◆ What to work on:
Return the lines where the word "this" occurs.
===== Dataset content =====
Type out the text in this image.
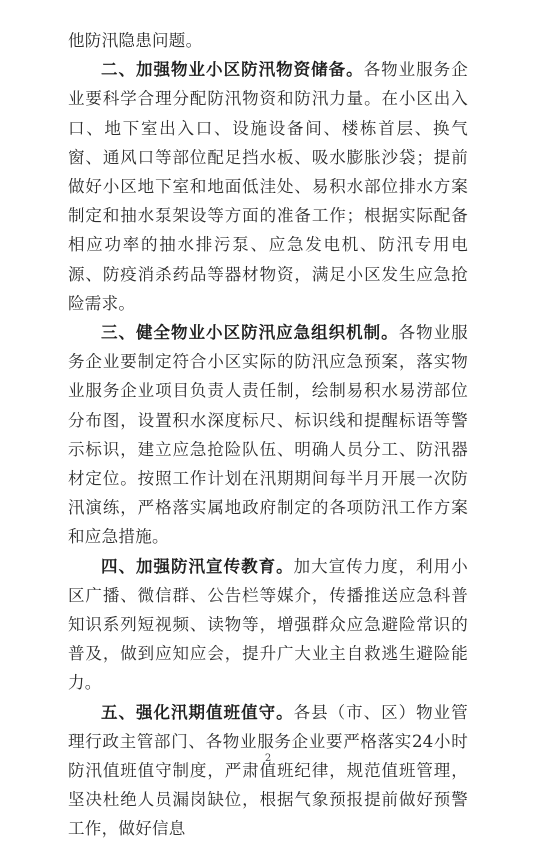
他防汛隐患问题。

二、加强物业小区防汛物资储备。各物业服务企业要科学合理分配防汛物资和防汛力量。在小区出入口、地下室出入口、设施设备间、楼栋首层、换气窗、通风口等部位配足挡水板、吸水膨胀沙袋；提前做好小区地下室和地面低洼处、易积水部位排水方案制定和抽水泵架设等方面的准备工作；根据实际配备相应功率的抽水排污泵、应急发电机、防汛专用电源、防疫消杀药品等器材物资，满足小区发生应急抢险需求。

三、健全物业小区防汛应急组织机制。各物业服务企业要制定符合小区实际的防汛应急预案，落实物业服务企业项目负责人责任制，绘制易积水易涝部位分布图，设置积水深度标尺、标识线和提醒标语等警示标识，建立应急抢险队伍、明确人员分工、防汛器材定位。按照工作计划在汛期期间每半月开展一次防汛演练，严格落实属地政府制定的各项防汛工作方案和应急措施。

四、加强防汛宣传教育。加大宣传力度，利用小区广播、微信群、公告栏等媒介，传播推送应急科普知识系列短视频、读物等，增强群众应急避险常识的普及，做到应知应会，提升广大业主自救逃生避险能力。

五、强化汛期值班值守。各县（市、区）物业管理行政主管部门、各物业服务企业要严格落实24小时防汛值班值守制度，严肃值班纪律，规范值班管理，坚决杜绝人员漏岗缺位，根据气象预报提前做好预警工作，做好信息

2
=====
===== Dataset content =====
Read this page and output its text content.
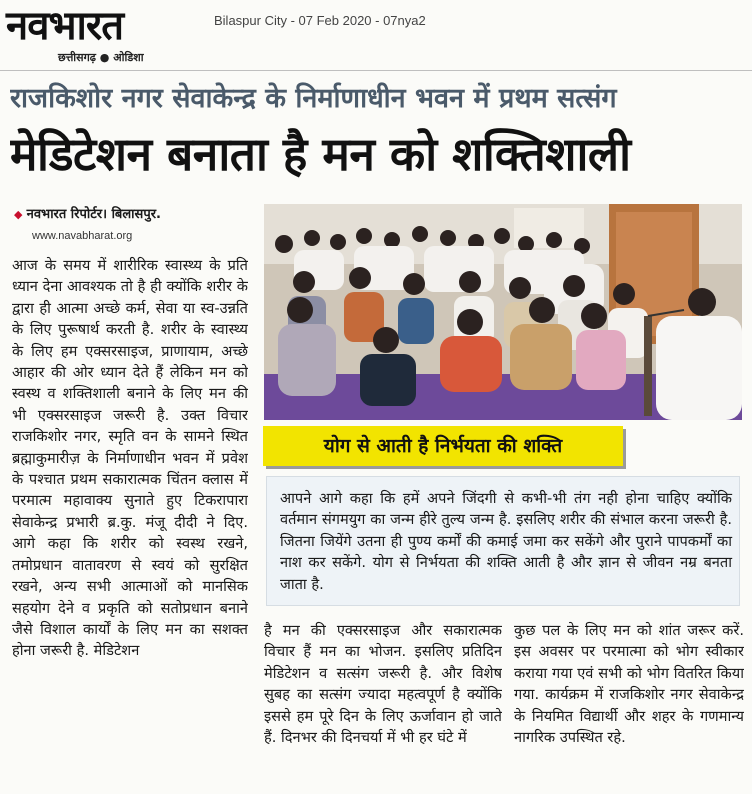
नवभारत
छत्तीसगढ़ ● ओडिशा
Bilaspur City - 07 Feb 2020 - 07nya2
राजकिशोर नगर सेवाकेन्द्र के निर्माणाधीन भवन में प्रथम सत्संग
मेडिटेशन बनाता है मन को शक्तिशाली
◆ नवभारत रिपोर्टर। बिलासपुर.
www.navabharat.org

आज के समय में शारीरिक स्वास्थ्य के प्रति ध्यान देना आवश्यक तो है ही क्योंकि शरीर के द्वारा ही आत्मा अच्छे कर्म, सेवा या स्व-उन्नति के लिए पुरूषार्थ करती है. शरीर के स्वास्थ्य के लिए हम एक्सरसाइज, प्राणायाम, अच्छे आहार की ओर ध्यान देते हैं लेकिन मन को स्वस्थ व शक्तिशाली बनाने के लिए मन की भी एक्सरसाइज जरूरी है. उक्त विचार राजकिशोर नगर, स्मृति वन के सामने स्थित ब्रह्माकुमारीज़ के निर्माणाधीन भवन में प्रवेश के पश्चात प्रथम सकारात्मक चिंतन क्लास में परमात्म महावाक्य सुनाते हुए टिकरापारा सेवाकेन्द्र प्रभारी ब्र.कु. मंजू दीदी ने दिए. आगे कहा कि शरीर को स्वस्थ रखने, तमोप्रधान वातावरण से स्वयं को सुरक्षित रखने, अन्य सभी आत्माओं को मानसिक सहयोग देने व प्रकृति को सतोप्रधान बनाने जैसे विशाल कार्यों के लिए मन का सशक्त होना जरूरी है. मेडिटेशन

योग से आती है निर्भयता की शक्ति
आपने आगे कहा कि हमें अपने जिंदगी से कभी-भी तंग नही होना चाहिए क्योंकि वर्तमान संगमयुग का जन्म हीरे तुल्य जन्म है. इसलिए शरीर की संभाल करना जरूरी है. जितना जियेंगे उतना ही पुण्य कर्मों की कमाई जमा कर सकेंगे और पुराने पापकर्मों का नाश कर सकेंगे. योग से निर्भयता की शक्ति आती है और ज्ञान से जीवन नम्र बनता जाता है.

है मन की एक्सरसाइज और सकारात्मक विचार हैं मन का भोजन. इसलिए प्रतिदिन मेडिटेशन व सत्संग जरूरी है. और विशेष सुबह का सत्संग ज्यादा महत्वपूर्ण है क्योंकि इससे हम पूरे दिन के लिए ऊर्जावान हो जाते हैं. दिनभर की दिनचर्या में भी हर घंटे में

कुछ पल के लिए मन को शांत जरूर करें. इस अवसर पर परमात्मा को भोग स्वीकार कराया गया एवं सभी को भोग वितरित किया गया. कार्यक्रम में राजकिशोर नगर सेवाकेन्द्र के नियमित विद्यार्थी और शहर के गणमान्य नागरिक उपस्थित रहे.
=====
◆ Response:
Type out the text in this image.
Read this page and output its text content.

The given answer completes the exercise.